— Set problem —
Locate every line in the material below that has the word "durch". Copy each of those lines.

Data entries
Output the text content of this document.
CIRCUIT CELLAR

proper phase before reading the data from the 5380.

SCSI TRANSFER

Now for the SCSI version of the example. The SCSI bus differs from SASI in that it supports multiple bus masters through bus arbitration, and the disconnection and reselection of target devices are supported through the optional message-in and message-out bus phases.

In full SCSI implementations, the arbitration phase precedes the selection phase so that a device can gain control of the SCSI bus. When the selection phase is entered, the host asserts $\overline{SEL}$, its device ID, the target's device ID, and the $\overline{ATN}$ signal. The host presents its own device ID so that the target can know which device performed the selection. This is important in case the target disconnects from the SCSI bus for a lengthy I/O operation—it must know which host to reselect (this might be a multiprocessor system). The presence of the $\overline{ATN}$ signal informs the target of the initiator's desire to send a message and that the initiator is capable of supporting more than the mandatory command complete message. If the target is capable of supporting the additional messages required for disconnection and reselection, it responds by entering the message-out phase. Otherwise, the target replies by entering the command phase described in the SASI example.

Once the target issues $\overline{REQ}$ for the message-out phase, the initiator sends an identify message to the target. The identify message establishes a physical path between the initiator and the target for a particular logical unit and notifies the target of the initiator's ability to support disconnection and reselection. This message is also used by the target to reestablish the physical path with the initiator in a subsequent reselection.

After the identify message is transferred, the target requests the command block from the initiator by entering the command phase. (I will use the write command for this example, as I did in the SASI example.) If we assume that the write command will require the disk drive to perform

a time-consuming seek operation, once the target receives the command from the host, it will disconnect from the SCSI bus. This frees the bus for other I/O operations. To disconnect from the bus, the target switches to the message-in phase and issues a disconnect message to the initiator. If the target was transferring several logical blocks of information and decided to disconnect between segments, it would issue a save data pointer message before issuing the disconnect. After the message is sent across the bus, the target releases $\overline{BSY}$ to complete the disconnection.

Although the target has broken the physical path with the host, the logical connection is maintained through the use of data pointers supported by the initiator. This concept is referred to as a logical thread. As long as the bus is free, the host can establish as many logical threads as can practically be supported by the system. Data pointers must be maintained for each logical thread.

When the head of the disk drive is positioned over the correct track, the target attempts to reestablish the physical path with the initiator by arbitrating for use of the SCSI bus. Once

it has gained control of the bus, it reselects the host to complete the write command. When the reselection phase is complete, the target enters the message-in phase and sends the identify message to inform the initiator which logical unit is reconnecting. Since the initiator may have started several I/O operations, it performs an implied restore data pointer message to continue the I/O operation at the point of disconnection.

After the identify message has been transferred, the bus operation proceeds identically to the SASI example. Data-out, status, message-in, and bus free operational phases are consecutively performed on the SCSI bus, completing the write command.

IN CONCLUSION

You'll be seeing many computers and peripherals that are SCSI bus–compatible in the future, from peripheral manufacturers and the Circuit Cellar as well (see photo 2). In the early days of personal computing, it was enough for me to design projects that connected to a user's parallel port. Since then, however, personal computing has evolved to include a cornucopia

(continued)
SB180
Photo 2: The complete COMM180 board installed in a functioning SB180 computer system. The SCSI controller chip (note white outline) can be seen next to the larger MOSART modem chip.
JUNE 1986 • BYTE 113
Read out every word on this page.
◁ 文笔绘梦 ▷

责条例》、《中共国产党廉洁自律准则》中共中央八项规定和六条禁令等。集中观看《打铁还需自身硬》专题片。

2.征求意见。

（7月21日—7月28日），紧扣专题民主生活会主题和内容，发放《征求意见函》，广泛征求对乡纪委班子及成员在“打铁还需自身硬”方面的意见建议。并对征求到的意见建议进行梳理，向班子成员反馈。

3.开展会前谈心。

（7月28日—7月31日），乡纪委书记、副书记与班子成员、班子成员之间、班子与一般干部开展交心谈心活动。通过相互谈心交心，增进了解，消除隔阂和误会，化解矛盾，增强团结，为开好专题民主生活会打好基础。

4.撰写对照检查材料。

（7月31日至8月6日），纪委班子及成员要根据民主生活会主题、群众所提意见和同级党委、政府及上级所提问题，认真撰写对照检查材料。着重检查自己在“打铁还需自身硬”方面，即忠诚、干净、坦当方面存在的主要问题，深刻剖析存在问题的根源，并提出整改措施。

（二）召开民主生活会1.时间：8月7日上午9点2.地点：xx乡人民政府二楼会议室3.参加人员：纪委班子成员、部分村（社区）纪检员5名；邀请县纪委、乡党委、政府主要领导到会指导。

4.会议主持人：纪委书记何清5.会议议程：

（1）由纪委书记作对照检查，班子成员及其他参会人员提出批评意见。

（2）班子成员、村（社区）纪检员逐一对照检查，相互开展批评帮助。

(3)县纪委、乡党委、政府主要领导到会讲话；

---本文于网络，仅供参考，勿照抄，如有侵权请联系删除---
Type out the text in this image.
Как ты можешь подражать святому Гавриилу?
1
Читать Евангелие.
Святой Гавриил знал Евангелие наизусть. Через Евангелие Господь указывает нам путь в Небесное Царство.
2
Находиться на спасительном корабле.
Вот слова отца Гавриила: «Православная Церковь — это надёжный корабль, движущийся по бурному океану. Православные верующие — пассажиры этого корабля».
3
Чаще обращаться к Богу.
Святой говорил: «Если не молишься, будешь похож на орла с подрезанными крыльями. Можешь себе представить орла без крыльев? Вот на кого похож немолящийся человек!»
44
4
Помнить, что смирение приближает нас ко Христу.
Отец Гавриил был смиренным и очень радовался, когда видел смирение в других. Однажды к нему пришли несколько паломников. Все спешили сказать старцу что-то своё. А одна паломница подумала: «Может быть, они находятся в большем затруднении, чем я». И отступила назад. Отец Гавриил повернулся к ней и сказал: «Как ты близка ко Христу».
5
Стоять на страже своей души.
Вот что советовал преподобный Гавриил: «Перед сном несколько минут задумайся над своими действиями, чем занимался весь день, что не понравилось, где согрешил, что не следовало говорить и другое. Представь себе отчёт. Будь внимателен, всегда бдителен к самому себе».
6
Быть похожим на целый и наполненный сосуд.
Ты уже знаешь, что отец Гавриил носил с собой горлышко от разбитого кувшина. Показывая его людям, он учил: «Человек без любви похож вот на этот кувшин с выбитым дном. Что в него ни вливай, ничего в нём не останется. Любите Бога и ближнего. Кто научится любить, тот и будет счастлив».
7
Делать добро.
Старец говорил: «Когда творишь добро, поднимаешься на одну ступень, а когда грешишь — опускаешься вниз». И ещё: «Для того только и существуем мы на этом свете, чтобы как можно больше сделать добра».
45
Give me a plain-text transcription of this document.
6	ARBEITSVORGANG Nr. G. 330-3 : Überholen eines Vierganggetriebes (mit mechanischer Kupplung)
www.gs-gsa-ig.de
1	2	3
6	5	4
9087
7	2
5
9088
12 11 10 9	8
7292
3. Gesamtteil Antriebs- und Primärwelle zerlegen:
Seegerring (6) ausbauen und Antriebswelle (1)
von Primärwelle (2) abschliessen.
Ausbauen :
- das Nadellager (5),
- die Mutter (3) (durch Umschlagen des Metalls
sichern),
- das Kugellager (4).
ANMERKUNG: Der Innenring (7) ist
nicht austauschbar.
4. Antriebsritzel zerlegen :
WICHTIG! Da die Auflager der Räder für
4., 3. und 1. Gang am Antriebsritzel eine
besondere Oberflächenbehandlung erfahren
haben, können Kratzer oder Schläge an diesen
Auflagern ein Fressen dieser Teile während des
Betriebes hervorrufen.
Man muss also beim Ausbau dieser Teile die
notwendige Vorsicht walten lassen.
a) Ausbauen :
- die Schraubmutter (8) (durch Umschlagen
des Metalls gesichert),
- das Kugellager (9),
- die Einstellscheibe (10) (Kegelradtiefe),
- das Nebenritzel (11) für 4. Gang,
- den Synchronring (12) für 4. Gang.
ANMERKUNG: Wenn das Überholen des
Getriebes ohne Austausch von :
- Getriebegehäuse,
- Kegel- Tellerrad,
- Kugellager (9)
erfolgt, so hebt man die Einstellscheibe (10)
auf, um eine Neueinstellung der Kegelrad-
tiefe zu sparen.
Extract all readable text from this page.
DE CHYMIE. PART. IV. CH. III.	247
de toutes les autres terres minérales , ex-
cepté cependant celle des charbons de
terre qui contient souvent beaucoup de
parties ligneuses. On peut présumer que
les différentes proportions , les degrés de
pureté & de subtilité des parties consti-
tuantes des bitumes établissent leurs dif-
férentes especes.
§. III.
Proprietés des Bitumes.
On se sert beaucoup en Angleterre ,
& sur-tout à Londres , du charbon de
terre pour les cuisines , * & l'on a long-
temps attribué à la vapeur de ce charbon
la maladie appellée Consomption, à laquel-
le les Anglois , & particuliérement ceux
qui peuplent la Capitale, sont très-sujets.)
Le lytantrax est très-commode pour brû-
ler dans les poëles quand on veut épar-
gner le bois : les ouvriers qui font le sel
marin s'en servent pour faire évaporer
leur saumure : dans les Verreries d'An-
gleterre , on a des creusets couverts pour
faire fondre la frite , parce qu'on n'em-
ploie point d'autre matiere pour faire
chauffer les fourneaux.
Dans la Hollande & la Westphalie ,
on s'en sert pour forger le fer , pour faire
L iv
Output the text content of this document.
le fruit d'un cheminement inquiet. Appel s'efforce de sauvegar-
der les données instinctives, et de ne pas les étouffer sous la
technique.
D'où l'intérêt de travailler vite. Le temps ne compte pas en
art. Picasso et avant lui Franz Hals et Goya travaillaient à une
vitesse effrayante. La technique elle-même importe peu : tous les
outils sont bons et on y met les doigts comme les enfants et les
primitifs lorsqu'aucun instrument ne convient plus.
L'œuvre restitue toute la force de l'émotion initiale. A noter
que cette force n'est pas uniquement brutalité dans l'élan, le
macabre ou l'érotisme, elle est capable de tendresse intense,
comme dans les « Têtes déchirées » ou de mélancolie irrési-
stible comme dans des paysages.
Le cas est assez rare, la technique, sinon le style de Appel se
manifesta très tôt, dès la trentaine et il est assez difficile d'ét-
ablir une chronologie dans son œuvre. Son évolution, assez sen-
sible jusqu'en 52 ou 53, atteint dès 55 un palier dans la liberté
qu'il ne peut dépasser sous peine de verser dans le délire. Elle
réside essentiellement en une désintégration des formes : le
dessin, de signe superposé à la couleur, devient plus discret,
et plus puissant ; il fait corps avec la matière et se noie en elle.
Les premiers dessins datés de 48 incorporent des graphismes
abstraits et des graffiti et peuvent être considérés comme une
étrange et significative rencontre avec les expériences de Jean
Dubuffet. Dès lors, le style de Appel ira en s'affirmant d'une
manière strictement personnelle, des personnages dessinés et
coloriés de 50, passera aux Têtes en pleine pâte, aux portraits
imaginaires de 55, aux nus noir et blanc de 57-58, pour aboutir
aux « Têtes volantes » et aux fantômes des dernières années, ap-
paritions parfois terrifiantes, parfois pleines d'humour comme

— Solution to the exercise —
- die Mutter (3) (durch Umschlagen des Metalls
- die Schraubmutter (8) (durch Umschlagen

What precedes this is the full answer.